● Entries with figure data:
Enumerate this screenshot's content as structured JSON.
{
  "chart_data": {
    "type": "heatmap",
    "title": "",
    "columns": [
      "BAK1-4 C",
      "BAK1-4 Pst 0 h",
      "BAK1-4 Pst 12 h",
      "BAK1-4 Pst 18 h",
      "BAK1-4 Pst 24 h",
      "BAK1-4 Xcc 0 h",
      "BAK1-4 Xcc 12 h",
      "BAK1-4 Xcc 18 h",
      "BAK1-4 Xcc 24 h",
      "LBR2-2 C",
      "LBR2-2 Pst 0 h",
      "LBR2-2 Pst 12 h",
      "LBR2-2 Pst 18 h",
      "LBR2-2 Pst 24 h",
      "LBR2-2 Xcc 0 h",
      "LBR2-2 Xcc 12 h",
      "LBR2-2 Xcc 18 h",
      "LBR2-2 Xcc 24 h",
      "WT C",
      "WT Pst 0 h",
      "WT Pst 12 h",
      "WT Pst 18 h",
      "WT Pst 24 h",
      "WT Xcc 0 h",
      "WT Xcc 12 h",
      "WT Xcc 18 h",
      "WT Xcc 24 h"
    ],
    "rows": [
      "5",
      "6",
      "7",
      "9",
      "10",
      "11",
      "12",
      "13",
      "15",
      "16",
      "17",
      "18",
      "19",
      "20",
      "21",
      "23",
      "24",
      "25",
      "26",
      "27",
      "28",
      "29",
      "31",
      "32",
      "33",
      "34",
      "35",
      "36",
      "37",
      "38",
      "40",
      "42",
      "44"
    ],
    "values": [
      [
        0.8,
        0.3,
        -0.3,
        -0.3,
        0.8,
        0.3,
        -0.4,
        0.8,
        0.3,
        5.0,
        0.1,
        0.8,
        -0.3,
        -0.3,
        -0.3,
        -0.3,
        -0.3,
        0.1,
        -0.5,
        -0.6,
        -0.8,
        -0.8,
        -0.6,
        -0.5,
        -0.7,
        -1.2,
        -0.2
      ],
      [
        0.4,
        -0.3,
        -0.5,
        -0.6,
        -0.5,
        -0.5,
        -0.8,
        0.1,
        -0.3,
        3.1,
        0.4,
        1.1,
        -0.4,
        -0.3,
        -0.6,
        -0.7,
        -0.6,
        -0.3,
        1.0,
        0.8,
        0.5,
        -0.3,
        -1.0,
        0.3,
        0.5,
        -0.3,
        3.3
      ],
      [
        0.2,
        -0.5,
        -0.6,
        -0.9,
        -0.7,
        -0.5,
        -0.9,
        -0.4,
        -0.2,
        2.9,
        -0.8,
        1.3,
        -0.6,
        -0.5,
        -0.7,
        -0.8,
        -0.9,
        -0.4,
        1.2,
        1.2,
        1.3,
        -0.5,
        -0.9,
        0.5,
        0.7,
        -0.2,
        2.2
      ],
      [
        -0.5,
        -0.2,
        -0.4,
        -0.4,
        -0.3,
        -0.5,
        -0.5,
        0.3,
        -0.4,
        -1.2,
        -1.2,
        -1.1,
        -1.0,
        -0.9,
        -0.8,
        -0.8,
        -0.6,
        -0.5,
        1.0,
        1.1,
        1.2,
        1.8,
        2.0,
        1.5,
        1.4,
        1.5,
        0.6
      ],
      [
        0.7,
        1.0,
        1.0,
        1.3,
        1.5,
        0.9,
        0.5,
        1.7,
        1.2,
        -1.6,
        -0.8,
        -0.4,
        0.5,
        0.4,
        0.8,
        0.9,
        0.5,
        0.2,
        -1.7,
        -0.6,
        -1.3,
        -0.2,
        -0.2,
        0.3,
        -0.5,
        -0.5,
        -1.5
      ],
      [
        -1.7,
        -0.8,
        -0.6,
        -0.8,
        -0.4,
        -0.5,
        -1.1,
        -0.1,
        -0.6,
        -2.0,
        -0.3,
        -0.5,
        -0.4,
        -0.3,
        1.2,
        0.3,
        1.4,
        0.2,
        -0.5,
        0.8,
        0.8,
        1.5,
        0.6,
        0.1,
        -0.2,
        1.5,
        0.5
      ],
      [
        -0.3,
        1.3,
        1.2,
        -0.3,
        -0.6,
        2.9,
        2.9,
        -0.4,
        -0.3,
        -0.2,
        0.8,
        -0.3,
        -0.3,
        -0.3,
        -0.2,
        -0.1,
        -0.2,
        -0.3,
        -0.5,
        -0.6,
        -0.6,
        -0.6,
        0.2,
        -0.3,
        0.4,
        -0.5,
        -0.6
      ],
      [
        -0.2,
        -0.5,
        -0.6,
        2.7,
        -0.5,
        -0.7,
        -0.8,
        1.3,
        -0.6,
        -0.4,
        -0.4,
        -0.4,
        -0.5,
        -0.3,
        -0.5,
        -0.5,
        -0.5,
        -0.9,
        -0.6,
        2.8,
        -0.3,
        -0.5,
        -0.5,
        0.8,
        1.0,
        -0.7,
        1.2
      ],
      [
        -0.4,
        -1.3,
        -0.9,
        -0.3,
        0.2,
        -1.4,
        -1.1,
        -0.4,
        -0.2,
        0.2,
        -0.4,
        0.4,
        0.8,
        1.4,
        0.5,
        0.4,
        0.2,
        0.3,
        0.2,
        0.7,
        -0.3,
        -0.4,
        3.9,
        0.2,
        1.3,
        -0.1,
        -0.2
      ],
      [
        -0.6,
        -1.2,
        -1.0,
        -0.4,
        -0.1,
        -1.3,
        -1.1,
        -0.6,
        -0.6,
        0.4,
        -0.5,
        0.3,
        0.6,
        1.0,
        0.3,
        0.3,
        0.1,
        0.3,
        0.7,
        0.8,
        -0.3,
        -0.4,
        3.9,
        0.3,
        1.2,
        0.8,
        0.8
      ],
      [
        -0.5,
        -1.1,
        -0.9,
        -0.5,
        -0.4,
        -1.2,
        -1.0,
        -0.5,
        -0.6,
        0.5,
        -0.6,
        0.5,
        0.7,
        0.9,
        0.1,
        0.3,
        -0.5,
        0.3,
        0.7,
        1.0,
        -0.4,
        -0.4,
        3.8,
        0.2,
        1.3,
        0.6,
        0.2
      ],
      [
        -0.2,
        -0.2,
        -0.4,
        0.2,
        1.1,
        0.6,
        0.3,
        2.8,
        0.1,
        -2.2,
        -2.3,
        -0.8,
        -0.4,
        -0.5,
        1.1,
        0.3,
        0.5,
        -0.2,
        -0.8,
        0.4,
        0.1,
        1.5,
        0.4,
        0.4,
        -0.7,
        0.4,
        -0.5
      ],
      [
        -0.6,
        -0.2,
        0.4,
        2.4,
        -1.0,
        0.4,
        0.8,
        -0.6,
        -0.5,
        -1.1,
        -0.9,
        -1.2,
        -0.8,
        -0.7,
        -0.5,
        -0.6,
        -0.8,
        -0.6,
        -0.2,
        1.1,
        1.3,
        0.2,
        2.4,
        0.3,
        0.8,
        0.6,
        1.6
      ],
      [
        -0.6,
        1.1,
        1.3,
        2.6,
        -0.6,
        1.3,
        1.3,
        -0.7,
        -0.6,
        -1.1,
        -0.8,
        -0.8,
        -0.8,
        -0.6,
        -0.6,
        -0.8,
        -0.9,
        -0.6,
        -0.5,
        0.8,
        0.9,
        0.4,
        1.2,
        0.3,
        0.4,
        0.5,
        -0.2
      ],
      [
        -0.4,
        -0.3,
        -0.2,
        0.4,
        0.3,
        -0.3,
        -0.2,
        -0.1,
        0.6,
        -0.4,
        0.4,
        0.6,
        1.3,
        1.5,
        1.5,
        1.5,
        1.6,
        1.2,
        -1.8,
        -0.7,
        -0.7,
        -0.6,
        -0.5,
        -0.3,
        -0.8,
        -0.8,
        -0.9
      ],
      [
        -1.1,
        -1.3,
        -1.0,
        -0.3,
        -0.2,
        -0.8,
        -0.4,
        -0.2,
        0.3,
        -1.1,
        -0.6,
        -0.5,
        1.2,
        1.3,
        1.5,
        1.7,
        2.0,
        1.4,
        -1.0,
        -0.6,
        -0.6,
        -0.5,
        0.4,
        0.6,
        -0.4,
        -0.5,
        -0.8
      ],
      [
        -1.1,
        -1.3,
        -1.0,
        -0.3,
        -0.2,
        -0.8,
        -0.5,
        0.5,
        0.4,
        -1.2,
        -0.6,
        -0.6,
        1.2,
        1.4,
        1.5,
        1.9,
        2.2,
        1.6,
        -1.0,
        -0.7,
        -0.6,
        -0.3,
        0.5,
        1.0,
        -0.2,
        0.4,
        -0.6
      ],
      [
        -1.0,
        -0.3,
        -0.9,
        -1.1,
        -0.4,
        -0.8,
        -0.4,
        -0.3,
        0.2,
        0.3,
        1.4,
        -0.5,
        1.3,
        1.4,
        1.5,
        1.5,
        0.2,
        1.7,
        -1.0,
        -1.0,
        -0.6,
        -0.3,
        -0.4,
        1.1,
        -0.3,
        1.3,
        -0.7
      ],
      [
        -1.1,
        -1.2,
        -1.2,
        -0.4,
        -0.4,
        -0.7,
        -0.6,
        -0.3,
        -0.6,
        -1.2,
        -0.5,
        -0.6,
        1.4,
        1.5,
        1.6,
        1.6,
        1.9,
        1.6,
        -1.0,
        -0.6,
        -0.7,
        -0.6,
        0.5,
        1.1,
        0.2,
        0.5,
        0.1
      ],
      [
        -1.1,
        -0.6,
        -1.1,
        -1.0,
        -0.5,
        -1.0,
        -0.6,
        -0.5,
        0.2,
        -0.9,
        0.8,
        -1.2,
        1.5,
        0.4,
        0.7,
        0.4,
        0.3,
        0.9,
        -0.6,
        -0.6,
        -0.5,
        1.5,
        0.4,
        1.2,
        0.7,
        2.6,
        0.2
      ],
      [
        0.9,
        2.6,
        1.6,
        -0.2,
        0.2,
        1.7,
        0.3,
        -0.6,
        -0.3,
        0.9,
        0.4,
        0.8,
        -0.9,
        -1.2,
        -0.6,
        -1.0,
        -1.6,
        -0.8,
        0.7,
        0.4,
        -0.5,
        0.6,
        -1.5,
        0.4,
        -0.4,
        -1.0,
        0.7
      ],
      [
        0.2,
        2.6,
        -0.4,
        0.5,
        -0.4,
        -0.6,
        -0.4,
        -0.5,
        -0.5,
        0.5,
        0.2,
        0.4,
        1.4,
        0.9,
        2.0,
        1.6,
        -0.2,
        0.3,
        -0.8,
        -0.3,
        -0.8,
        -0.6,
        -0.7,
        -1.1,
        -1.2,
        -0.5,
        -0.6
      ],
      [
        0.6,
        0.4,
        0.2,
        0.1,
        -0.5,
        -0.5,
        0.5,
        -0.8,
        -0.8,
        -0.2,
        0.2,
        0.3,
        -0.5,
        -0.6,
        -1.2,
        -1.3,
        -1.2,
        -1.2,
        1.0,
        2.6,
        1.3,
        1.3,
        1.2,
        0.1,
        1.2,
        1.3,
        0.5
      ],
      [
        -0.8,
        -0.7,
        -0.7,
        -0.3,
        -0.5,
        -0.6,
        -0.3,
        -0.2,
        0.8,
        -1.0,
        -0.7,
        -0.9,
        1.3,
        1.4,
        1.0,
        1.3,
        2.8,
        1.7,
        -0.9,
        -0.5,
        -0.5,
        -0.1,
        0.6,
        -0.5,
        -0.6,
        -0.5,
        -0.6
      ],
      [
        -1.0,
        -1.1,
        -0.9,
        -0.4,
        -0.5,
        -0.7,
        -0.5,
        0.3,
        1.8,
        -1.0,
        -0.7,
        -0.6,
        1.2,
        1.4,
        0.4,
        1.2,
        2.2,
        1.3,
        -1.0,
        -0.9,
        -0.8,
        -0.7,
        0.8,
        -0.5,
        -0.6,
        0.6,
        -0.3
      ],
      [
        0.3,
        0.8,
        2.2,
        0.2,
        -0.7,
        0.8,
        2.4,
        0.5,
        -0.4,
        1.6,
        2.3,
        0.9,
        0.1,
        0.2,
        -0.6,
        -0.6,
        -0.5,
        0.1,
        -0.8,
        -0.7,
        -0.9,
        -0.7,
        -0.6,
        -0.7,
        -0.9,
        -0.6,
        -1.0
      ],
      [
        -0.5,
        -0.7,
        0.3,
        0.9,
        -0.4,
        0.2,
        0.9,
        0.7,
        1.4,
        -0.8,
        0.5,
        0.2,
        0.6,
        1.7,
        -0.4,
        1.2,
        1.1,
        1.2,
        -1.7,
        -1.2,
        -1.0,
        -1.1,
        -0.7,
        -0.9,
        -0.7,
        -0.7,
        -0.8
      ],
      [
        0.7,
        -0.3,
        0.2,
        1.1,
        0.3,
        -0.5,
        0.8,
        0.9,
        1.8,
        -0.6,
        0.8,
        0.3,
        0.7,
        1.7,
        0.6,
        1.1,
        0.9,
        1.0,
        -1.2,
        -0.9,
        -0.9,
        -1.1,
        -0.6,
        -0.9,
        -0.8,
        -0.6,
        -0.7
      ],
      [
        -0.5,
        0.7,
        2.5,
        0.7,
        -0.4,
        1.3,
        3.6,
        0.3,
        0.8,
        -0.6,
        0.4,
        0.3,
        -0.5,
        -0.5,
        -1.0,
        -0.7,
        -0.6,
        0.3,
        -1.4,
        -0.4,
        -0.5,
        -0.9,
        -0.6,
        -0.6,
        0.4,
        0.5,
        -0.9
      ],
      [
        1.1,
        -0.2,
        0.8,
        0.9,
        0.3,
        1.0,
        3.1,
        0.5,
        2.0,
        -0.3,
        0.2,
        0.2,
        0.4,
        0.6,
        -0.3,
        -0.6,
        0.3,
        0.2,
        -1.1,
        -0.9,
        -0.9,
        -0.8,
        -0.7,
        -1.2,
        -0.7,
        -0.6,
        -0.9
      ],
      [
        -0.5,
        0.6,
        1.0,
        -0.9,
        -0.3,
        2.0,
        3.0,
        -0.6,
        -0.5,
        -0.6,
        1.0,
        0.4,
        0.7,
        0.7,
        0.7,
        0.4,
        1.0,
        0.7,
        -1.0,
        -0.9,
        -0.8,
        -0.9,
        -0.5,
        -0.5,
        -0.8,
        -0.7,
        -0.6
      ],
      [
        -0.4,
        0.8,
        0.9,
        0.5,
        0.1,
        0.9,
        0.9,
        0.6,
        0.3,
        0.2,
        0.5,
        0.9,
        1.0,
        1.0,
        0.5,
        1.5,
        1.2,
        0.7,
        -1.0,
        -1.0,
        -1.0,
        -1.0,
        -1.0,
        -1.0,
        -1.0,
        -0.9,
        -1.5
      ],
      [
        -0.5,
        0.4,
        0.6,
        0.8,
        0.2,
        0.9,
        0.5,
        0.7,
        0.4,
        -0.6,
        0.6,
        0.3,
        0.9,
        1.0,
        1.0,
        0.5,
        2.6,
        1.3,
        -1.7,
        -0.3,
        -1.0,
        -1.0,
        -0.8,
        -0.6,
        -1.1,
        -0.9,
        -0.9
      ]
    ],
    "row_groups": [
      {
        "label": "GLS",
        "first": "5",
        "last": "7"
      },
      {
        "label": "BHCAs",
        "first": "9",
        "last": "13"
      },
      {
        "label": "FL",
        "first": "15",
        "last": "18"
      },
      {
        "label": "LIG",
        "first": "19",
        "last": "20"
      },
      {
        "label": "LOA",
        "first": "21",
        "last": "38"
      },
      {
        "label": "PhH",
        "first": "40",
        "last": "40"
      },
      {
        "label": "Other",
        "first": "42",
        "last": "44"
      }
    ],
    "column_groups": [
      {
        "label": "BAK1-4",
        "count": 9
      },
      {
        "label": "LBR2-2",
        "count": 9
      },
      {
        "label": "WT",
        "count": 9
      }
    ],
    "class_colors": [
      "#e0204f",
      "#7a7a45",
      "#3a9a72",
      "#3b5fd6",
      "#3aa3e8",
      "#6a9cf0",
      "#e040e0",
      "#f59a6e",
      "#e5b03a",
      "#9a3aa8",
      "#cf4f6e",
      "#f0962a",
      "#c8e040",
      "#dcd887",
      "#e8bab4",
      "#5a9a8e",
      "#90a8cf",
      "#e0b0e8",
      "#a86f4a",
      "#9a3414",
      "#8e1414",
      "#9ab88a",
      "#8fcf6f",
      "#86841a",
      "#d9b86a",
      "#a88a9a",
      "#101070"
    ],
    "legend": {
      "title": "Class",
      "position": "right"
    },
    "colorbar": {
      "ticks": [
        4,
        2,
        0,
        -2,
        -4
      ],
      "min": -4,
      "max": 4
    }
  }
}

● EXERCISE OBJECTIVE: Check each line of the records for the string "label" and state how many lines contain it. Give only the number.

● PROBLEM SOLUTION: 10